## LISTED ENTRIES
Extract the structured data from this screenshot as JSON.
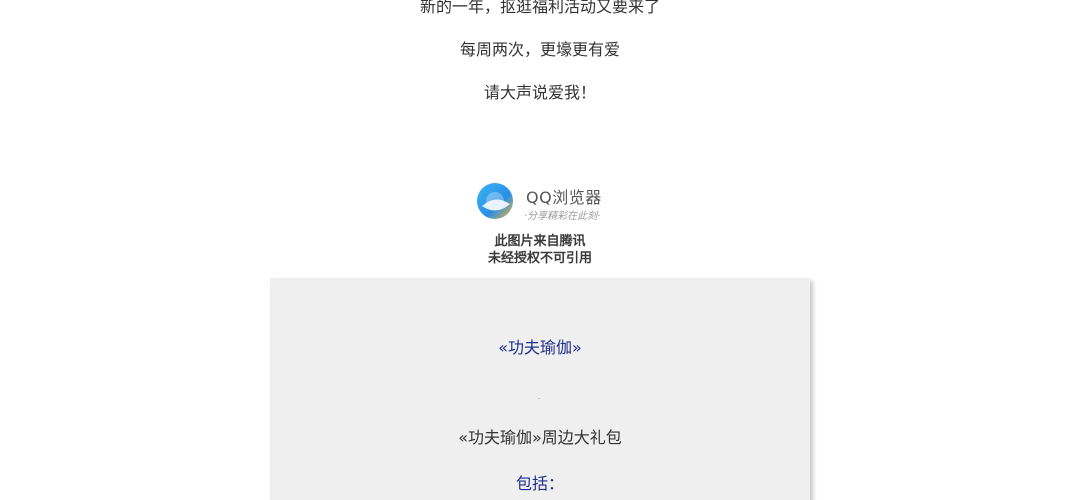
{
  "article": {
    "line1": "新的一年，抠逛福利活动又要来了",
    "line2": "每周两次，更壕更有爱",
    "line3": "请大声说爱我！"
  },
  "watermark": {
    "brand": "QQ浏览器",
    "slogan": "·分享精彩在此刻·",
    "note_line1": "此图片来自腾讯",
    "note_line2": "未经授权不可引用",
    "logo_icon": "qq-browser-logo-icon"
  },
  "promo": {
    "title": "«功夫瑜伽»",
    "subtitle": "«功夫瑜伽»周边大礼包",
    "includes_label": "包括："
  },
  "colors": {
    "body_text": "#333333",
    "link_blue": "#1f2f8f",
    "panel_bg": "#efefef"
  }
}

--

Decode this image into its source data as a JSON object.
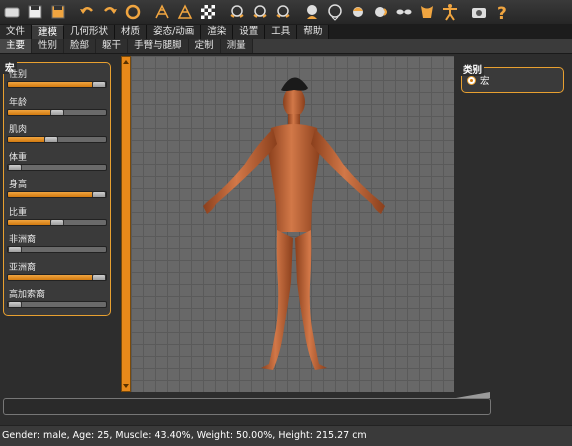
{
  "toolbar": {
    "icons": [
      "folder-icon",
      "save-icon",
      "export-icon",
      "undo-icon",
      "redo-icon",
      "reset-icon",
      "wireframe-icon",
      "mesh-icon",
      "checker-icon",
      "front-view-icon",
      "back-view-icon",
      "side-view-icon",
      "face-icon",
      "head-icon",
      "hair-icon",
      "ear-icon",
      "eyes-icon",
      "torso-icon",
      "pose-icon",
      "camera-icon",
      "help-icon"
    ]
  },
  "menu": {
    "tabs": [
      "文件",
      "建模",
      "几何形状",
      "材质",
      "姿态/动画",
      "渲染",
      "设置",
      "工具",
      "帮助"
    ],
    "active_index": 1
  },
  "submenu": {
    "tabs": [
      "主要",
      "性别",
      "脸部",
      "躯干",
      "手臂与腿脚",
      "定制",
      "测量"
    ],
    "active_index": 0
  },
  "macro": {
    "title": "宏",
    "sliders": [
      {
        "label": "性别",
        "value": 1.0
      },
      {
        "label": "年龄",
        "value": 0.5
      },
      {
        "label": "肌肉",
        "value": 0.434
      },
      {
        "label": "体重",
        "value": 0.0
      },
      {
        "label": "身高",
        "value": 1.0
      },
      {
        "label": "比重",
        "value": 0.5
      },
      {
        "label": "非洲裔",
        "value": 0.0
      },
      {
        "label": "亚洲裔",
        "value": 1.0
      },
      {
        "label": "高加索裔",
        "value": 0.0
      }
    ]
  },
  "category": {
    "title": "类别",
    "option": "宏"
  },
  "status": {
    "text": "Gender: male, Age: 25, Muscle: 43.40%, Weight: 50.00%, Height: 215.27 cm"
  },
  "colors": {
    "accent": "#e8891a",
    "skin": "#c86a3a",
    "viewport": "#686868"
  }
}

## AIM OF THE EXERCISE
Where a line above contains the string "JSON", copy that line.

## EXERCISE ANSWER
Extract the structured data from this screenshot as JSON.
Decode this image into its source data as a JSON object.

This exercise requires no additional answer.